(Entries from a visual dataset)
** START **
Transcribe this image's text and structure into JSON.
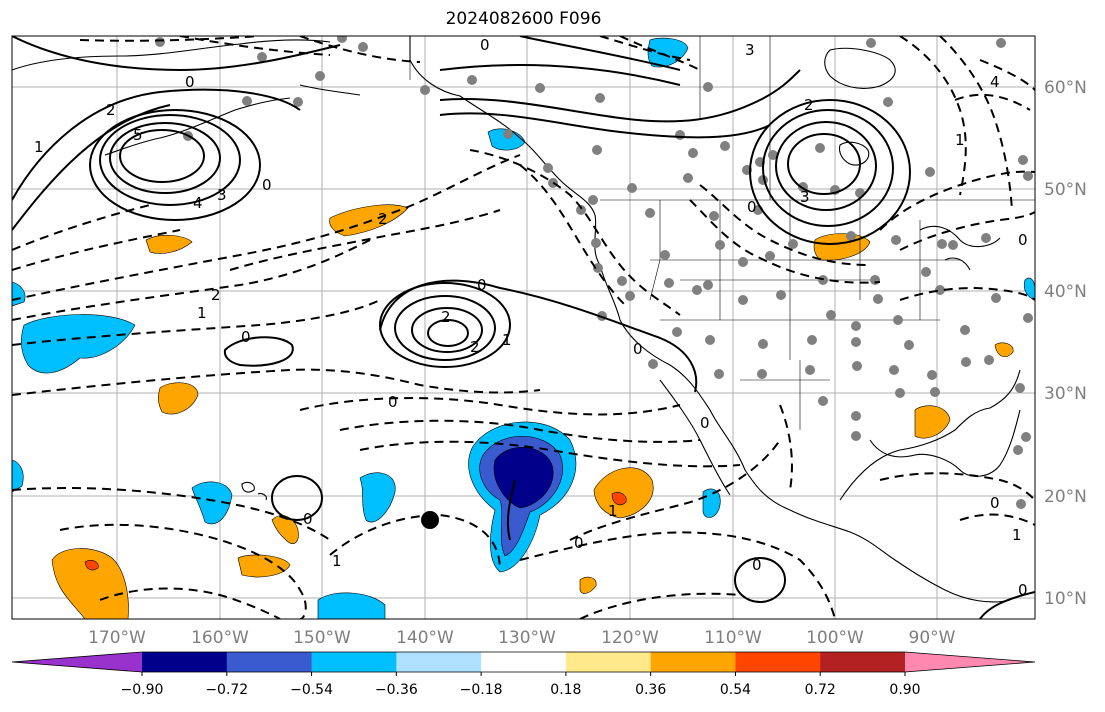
{
  "title": "2024082600 F096",
  "colors": {
    "land_border": "#000000",
    "grid": "#b0b0b0",
    "station_dot": "#808080",
    "contour": "#000000"
  },
  "lon_ticks": [
    "170°W",
    "160°W",
    "150°W",
    "140°W",
    "130°W",
    "120°W",
    "110°W",
    "100°W",
    "90°W"
  ],
  "lat_ticks": [
    "60°N",
    "50°N",
    "40°N",
    "30°N",
    "20°N",
    "10°N"
  ],
  "colorbar": {
    "colors": [
      "#9932cc",
      "#00008b",
      "#3a5bd0",
      "#00bfff",
      "#aee1ff",
      "#ffffff",
      "#ffe98a",
      "#ffa500",
      "#ff4500",
      "#b22222",
      "#ff88b0"
    ],
    "labels": [
      "−0.90",
      "−0.72",
      "−0.54",
      "−0.36",
      "−0.18",
      "0.18",
      "0.36",
      "0.54",
      "0.72",
      "0.90"
    ]
  },
  "contour_labels": [
    "0",
    "0",
    "5",
    "2",
    "1",
    "4",
    "3",
    "0",
    "2",
    "1",
    "2",
    "0",
    "0",
    "2",
    "2",
    "1",
    "0",
    "3",
    "2",
    "0",
    "3",
    "4",
    "1",
    "0",
    "0",
    "1",
    "0",
    "0",
    "0",
    "1",
    "1",
    "0",
    "0",
    "0"
  ],
  "map_features": {
    "marker": "black-dot"
  }
}
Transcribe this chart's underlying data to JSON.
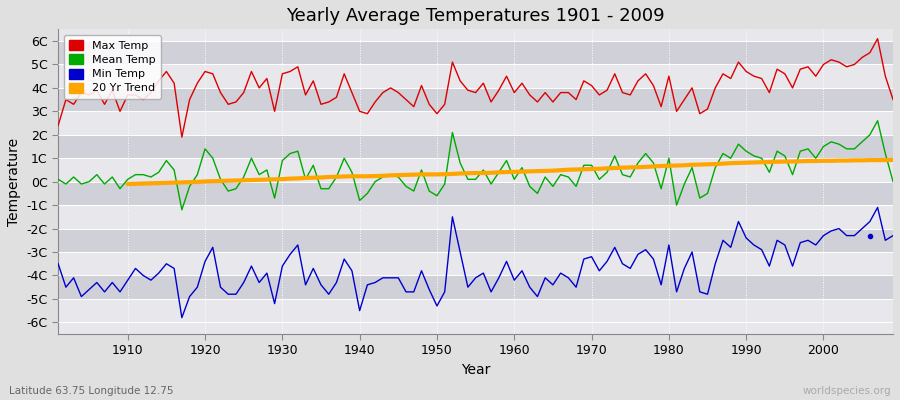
{
  "title": "Yearly Average Temperatures 1901 - 2009",
  "xlabel": "Year",
  "ylabel": "Temperature",
  "bottom_left_label": "Latitude 63.75 Longitude 12.75",
  "bottom_right_label": "worldspecies.org",
  "ylim": [
    -6.5,
    6.5
  ],
  "xlim": [
    1901,
    2009
  ],
  "yticks": [
    -6,
    -5,
    -4,
    -3,
    -2,
    -1,
    0,
    1,
    2,
    3,
    4,
    5,
    6
  ],
  "ytick_labels": [
    "-6C",
    "-5C",
    "-4C",
    "-3C",
    "-2C",
    "-1C",
    "0C",
    "1C",
    "2C",
    "3C",
    "4C",
    "5C",
    "6C"
  ],
  "xticks": [
    1910,
    1920,
    1930,
    1940,
    1950,
    1960,
    1970,
    1980,
    1990,
    2000
  ],
  "colors": {
    "max": "#dd0000",
    "mean": "#00aa00",
    "min": "#0000cc",
    "trend": "#ffa500",
    "fig_bg": "#e8e8e8",
    "plot_bg": "#e8e8ec",
    "band_light": "#d8d8de",
    "grid_color": "#ffffff"
  },
  "legend": {
    "labels": [
      "Max Temp",
      "Mean Temp",
      "Min Temp",
      "20 Yr Trend"
    ],
    "colors": [
      "#dd0000",
      "#00aa00",
      "#0000cc",
      "#ffa500"
    ]
  },
  "years": [
    1901,
    1902,
    1903,
    1904,
    1905,
    1906,
    1907,
    1908,
    1909,
    1910,
    1911,
    1912,
    1913,
    1914,
    1915,
    1916,
    1917,
    1918,
    1919,
    1920,
    1921,
    1922,
    1923,
    1924,
    1925,
    1926,
    1927,
    1928,
    1929,
    1930,
    1931,
    1932,
    1933,
    1934,
    1935,
    1936,
    1937,
    1938,
    1939,
    1940,
    1941,
    1942,
    1943,
    1944,
    1945,
    1946,
    1947,
    1948,
    1949,
    1950,
    1951,
    1952,
    1953,
    1954,
    1955,
    1956,
    1957,
    1958,
    1959,
    1960,
    1961,
    1962,
    1963,
    1964,
    1965,
    1966,
    1967,
    1968,
    1969,
    1970,
    1971,
    1972,
    1973,
    1974,
    1975,
    1976,
    1977,
    1978,
    1979,
    1980,
    1981,
    1982,
    1983,
    1984,
    1985,
    1986,
    1987,
    1988,
    1989,
    1990,
    1991,
    1992,
    1993,
    1994,
    1995,
    1996,
    1997,
    1998,
    1999,
    2000,
    2001,
    2002,
    2003,
    2004,
    2005,
    2006,
    2007,
    2008,
    2009
  ],
  "max_temp": [
    2.4,
    3.5,
    3.3,
    3.8,
    3.7,
    3.9,
    3.3,
    3.9,
    3.0,
    3.7,
    3.7,
    3.5,
    3.8,
    4.3,
    4.7,
    4.2,
    1.9,
    3.5,
    4.2,
    4.7,
    4.6,
    3.8,
    3.3,
    3.4,
    3.8,
    4.7,
    4.0,
    4.4,
    3.0,
    4.6,
    4.7,
    4.9,
    3.7,
    4.3,
    3.3,
    3.4,
    3.6,
    4.6,
    3.8,
    3.0,
    2.9,
    3.4,
    3.8,
    4.0,
    3.8,
    3.5,
    3.2,
    4.1,
    3.3,
    2.9,
    3.3,
    5.1,
    4.3,
    3.9,
    3.8,
    4.2,
    3.4,
    3.9,
    4.5,
    3.8,
    4.2,
    3.7,
    3.4,
    3.8,
    3.4,
    3.8,
    3.8,
    3.5,
    4.3,
    4.1,
    3.7,
    3.9,
    4.6,
    3.8,
    3.7,
    4.3,
    4.6,
    4.1,
    3.2,
    4.5,
    3.0,
    3.5,
    4.0,
    2.9,
    3.1,
    4.0,
    4.6,
    4.4,
    5.1,
    4.7,
    4.5,
    4.4,
    3.8,
    4.8,
    4.6,
    4.0,
    4.8,
    4.9,
    4.5,
    5.0,
    5.2,
    5.1,
    4.9,
    5.0,
    5.3,
    5.5,
    6.1,
    4.5,
    3.5
  ],
  "mean_temp": [
    0.1,
    -0.1,
    0.2,
    -0.1,
    0.0,
    0.3,
    -0.1,
    0.2,
    -0.3,
    0.1,
    0.3,
    0.3,
    0.2,
    0.4,
    0.9,
    0.5,
    -1.2,
    -0.2,
    0.3,
    1.4,
    1.0,
    0.1,
    -0.4,
    -0.3,
    0.2,
    1.0,
    0.3,
    0.5,
    -0.7,
    0.9,
    1.2,
    1.3,
    0.1,
    0.7,
    -0.3,
    -0.3,
    0.2,
    1.0,
    0.4,
    -0.8,
    -0.5,
    0.0,
    0.2,
    0.3,
    0.2,
    -0.2,
    -0.4,
    0.5,
    -0.4,
    -0.6,
    -0.1,
    2.1,
    0.8,
    0.1,
    0.1,
    0.5,
    -0.1,
    0.4,
    0.9,
    0.1,
    0.6,
    -0.2,
    -0.5,
    0.2,
    -0.2,
    0.3,
    0.2,
    -0.2,
    0.7,
    0.7,
    0.1,
    0.4,
    1.1,
    0.3,
    0.2,
    0.8,
    1.2,
    0.8,
    -0.3,
    1.0,
    -1.0,
    -0.1,
    0.6,
    -0.7,
    -0.5,
    0.6,
    1.2,
    1.0,
    1.6,
    1.3,
    1.1,
    1.0,
    0.4,
    1.3,
    1.1,
    0.3,
    1.3,
    1.4,
    1.0,
    1.5,
    1.7,
    1.6,
    1.4,
    1.4,
    1.7,
    2.0,
    2.6,
    1.2,
    0.0
  ],
  "min_temp": [
    -3.5,
    -4.5,
    -4.1,
    -4.9,
    -4.6,
    -4.3,
    -4.7,
    -4.3,
    -4.7,
    -4.2,
    -3.7,
    -4.0,
    -4.2,
    -3.9,
    -3.5,
    -3.7,
    -5.8,
    -4.9,
    -4.5,
    -3.4,
    -2.8,
    -4.5,
    -4.8,
    -4.8,
    -4.3,
    -3.6,
    -4.3,
    -3.9,
    -5.2,
    -3.6,
    -3.1,
    -2.7,
    -4.4,
    -3.7,
    -4.4,
    -4.8,
    -4.3,
    -3.3,
    -3.8,
    -5.5,
    -4.4,
    -4.3,
    -4.1,
    -4.1,
    -4.1,
    -4.7,
    -4.7,
    -3.8,
    -4.6,
    -5.3,
    -4.7,
    -1.5,
    -3.0,
    -4.5,
    -4.1,
    -3.9,
    -4.7,
    -4.1,
    -3.4,
    -4.2,
    -3.8,
    -4.5,
    -4.9,
    -4.1,
    -4.4,
    -3.9,
    -4.1,
    -4.5,
    -3.3,
    -3.2,
    -3.8,
    -3.4,
    -2.8,
    -3.5,
    -3.7,
    -3.1,
    -2.9,
    -3.3,
    -4.4,
    -2.7,
    -4.7,
    -3.7,
    -3.0,
    -4.7,
    -4.8,
    -3.5,
    -2.5,
    -2.8,
    -1.7,
    -2.4,
    -2.7,
    -2.9,
    -3.6,
    -2.5,
    -2.7,
    -3.6,
    -2.6,
    -2.5,
    -2.7,
    -2.3,
    -2.1,
    -2.0,
    -2.3,
    -2.3,
    -2.0,
    -1.7,
    -1.1,
    -2.5,
    -2.3
  ],
  "trend_years": [
    1910,
    1911,
    1912,
    1913,
    1914,
    1915,
    1916,
    1917,
    1918,
    1919,
    1920,
    1921,
    1922,
    1923,
    1924,
    1925,
    1926,
    1927,
    1928,
    1929,
    1930,
    1931,
    1932,
    1933,
    1934,
    1935,
    1936,
    1937,
    1938,
    1939,
    1940,
    1941,
    1942,
    1943,
    1944,
    1945,
    1946,
    1947,
    1948,
    1949,
    1950,
    1951,
    1952,
    1953,
    1954,
    1955,
    1956,
    1957,
    1958,
    1959,
    1960,
    1961,
    1962,
    1963,
    1964,
    1965,
    1966,
    1967,
    1968,
    1969,
    1970,
    1971,
    1972,
    1973,
    1974,
    1975,
    1976,
    1977,
    1978,
    1979,
    1980,
    1981,
    1982,
    1983,
    1984,
    1985,
    1986,
    1987,
    1988,
    1989,
    1990,
    1991,
    1992,
    1993,
    1994,
    1995,
    1996,
    1997,
    1998,
    1999,
    2000,
    2001,
    2002,
    2003,
    2004,
    2005,
    2006,
    2007,
    2008,
    2009
  ],
  "trend_values": [
    -0.1,
    -0.09,
    -0.08,
    -0.07,
    -0.06,
    -0.05,
    -0.04,
    -0.03,
    -0.02,
    -0.01,
    0.01,
    0.02,
    0.03,
    0.04,
    0.05,
    0.06,
    0.07,
    0.08,
    0.09,
    0.1,
    0.11,
    0.13,
    0.14,
    0.16,
    0.17,
    0.18,
    0.2,
    0.21,
    0.22,
    0.23,
    0.23,
    0.23,
    0.24,
    0.25,
    0.27,
    0.28,
    0.29,
    0.3,
    0.31,
    0.31,
    0.31,
    0.32,
    0.33,
    0.35,
    0.36,
    0.37,
    0.37,
    0.38,
    0.4,
    0.41,
    0.42,
    0.43,
    0.44,
    0.45,
    0.46,
    0.47,
    0.49,
    0.51,
    0.52,
    0.53,
    0.54,
    0.55,
    0.57,
    0.58,
    0.6,
    0.61,
    0.62,
    0.63,
    0.65,
    0.67,
    0.68,
    0.69,
    0.7,
    0.72,
    0.73,
    0.74,
    0.75,
    0.77,
    0.79,
    0.8,
    0.81,
    0.82,
    0.83,
    0.84,
    0.85,
    0.86,
    0.86,
    0.87,
    0.88,
    0.88,
    0.89,
    0.89,
    0.9,
    0.9,
    0.91,
    0.91,
    0.92,
    0.92,
    0.92,
    0.93
  ]
}
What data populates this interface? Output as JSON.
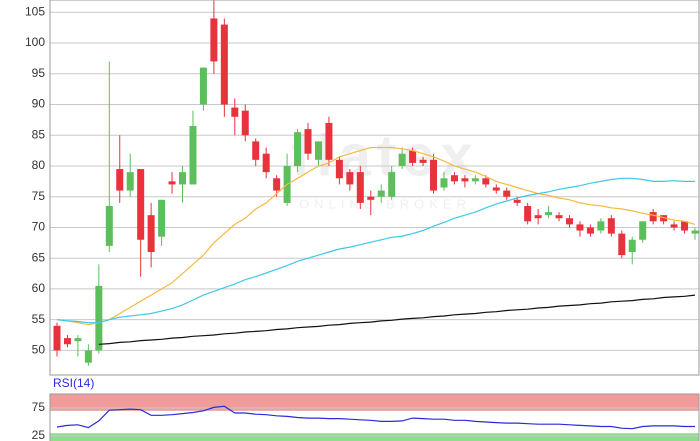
** END **
■ **STATED GOAL**
From the data above, copy each line that has the string "this".

■ **EXERCISE SOLUTION**
Transcribe this image's text and structure into JSON.
Transcribe this chart's underlying data to JSON.
What data populates this interface? Output as JSON.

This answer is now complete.